> _Given instruction_
Pick out every line of the entries below where "that" occurs, and copy those lines.

(Stored items)
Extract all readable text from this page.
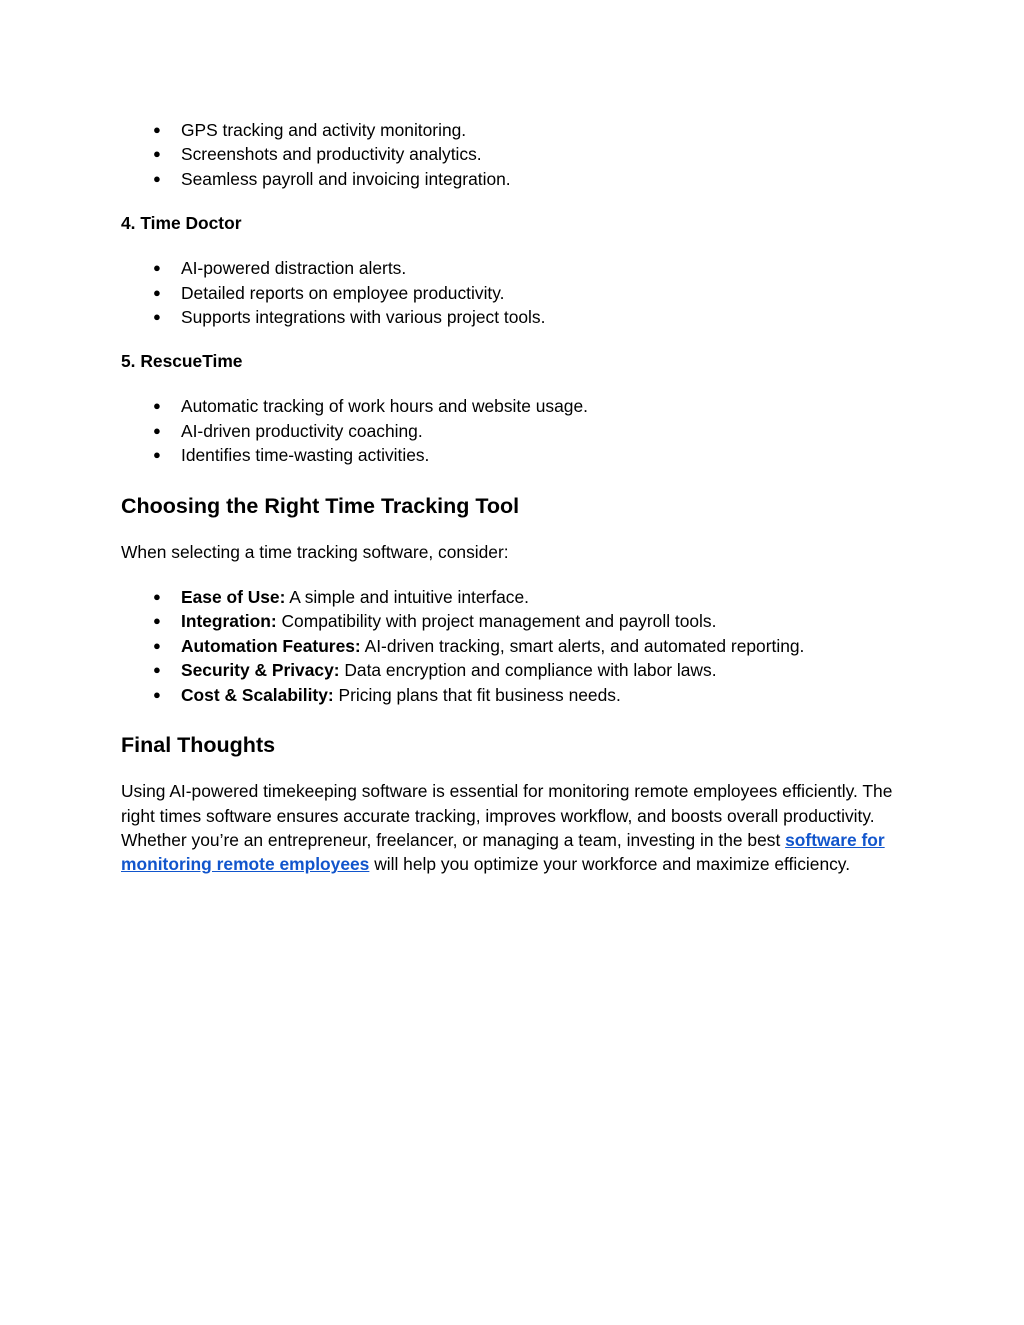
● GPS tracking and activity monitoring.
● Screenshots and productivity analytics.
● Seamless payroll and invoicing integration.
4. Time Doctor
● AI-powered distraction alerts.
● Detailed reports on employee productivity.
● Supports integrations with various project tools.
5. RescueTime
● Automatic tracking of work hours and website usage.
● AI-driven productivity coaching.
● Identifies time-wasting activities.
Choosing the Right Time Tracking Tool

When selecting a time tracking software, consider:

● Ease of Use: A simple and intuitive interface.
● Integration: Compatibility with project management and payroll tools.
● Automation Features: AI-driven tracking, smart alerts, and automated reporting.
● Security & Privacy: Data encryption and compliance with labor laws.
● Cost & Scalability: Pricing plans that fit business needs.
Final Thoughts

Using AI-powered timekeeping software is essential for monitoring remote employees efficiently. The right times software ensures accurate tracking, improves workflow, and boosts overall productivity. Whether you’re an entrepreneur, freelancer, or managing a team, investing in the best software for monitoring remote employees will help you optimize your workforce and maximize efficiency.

--

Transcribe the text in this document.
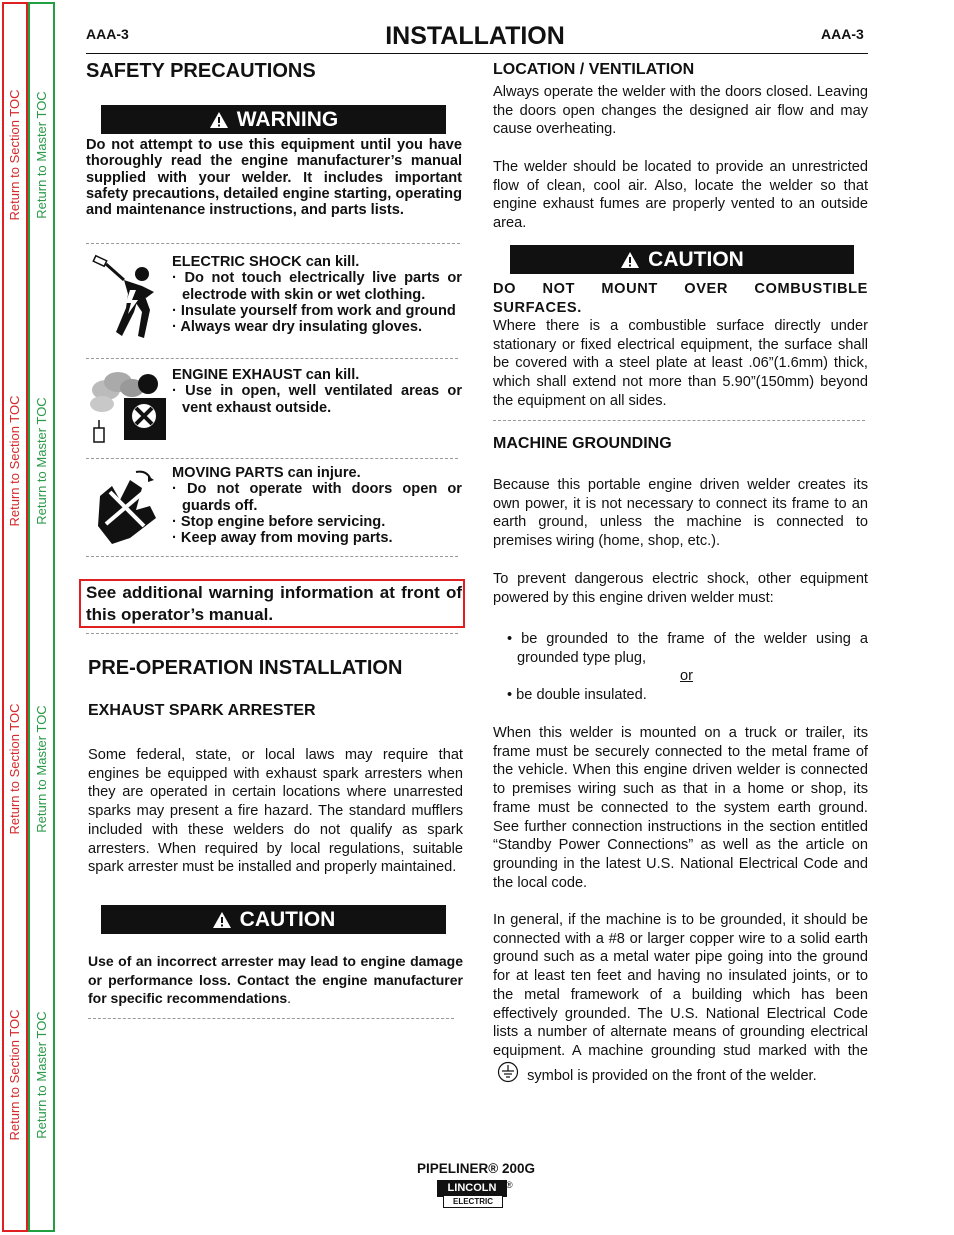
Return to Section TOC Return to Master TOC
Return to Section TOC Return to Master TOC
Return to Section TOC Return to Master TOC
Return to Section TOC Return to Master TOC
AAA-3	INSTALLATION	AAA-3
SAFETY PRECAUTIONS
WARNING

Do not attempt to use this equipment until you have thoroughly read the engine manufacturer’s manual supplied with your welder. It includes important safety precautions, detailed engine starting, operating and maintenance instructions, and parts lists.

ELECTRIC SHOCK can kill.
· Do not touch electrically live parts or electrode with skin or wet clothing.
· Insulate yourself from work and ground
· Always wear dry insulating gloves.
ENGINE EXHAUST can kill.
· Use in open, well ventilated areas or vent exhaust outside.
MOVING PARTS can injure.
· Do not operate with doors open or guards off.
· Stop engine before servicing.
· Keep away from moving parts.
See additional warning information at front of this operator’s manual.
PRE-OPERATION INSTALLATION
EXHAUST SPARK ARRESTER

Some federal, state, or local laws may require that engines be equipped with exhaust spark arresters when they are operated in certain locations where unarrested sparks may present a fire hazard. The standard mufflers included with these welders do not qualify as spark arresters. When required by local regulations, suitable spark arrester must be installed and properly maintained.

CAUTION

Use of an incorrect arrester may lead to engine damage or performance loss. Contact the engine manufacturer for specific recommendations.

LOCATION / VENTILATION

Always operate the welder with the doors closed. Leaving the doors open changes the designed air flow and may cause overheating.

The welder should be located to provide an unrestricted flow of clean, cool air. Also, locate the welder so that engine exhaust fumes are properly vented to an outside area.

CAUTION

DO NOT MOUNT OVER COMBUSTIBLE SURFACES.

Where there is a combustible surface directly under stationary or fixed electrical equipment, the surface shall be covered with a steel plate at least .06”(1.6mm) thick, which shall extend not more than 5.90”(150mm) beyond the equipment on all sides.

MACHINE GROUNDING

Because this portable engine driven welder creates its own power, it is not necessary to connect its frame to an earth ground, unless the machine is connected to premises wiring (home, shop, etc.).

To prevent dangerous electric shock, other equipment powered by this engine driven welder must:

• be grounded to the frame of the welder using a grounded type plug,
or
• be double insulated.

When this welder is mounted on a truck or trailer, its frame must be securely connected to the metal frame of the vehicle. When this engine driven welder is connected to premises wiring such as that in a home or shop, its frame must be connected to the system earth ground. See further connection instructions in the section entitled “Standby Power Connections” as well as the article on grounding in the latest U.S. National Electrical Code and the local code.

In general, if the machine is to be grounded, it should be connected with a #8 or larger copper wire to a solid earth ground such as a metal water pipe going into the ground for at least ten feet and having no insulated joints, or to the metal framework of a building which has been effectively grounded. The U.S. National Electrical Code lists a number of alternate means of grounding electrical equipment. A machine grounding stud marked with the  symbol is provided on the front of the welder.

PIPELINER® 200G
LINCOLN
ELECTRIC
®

> _Complete output_
● Cost & Scalability: Pricing plans that fit business needs.
Some federal, state, or local laws may require that engines be equipped with exhaust spark arresters when they are operated in certain locations where unarrested sparks may present a fire hazard. The standard mufflers included with these welders do not qualify as spark arresters. When required by local regulations, suitable spark arrester must be installed and properly maintained.
The welder should be located to provide an unrestricted flow of clean, cool air. Also, locate the welder so that engine exhaust fumes are properly vented to an outside area.
When this welder is mounted on a truck or trailer, its frame must be securely connected to the metal frame of the vehicle. When this engine driven welder is connected to premises wiring such as that in a home or shop, its frame must be connected to the system earth ground. See further connection instructions in the section entitled “Standby Power Connections” as well as the article on grounding in the latest U.S. National Electrical Code and the local code.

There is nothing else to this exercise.